+++ EXCERPTED TEXT +++
Their report approvingly quoted the UK Ministry of Health’s ideas of a National Health Service, adding:

“… this is an ideal which we in this country may well place before ourselves, not as some distant shadowy objective to be  approached through leisurely advances if and when conditions are favourable, but as a definite goal the attainment of which is vital for the nation’s progress.”

The Bhore committee’s rationale can be dissected as follows. Firstly, no nation can develop without ensuring that its population stays healthy. Such an optimum level of population health can be achieved only through robust healthcare services. These services should be centred in rural and small-town India, as that is where most Indians live and where services are the least. Now while such services can be provided by both government and private agencies, the poverty of the majority of Indians is a huge deterrent when it comes to paying at private facilities.

Charitable organisations cannot be a sustainable solution, as charity frequently is sporadic. Thus in conclusion, “We consider that medical service should be free to all without distinction and that the contribution from those who can afford to pay should be through the channel of general and local taxation.”
+++ DATA LISTING +++
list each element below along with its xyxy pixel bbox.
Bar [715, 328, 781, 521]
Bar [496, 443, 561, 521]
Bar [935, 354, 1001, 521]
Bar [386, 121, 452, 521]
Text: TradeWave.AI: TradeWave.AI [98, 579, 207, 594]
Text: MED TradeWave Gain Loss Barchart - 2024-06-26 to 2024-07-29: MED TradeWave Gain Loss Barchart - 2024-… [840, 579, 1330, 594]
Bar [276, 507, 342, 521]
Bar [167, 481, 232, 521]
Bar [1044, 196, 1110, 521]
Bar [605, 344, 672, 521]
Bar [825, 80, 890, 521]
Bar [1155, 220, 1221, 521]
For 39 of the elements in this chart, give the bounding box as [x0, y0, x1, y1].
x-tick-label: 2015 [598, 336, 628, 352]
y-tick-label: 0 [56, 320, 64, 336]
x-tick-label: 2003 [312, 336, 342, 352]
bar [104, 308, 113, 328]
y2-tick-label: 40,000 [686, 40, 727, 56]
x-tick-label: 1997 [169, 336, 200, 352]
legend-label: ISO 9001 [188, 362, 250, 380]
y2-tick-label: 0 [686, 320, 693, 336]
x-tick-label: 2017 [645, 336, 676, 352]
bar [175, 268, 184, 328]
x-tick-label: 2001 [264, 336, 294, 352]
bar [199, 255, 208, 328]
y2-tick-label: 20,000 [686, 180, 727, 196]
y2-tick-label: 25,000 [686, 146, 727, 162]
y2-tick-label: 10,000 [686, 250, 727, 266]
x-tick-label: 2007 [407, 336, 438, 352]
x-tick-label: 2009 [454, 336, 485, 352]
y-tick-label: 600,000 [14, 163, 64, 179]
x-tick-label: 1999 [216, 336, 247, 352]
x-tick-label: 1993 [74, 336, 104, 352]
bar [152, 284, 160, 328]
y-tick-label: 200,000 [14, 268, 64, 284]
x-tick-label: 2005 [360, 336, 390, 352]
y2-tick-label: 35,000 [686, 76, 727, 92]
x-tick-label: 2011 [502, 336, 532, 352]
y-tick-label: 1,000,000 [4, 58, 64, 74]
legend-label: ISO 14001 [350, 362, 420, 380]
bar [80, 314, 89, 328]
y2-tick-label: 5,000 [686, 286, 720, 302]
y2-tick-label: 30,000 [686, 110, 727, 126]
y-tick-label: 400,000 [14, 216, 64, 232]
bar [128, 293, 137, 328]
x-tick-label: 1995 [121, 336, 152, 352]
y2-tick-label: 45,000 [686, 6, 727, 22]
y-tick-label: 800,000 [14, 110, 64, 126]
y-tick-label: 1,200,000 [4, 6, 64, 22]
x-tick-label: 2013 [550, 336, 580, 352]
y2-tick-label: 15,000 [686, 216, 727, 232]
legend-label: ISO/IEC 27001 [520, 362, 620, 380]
+++
▸ **EXERCISES TO COMPLETE**
1 > In the excerpt on the Bhore committee, why can charitable organisations not be a sustainable solution?
2 > Name every kind of agency or organisation that the Bhore committee excerpt considers as a possible provider of healthcare services.
3 > Reproduce the part of the Bhore committee excerpt starting with "The Bhore committee’s" and going on through "at private facilities.".

▸ **ANSWERS FOR EACH ITEM**
1 > Charity frequently is sporadic.

2 > Government agencies, private agencies, and charitable organisations.

3 >
The Bhore committee’s rationale can be dissected as follows. Firstly, no nation can develop without ensuring that its population stays healthy. Such an optimum level of population health can be achieved only through robust healthcare services. These services should be centred in rural and small-town India, as that is where most Indians live and where services are the least. Now while such services can be provided by both government and private agencies, the poverty of the majority of Indians is a huge deterrent when it comes to paying at private facilities.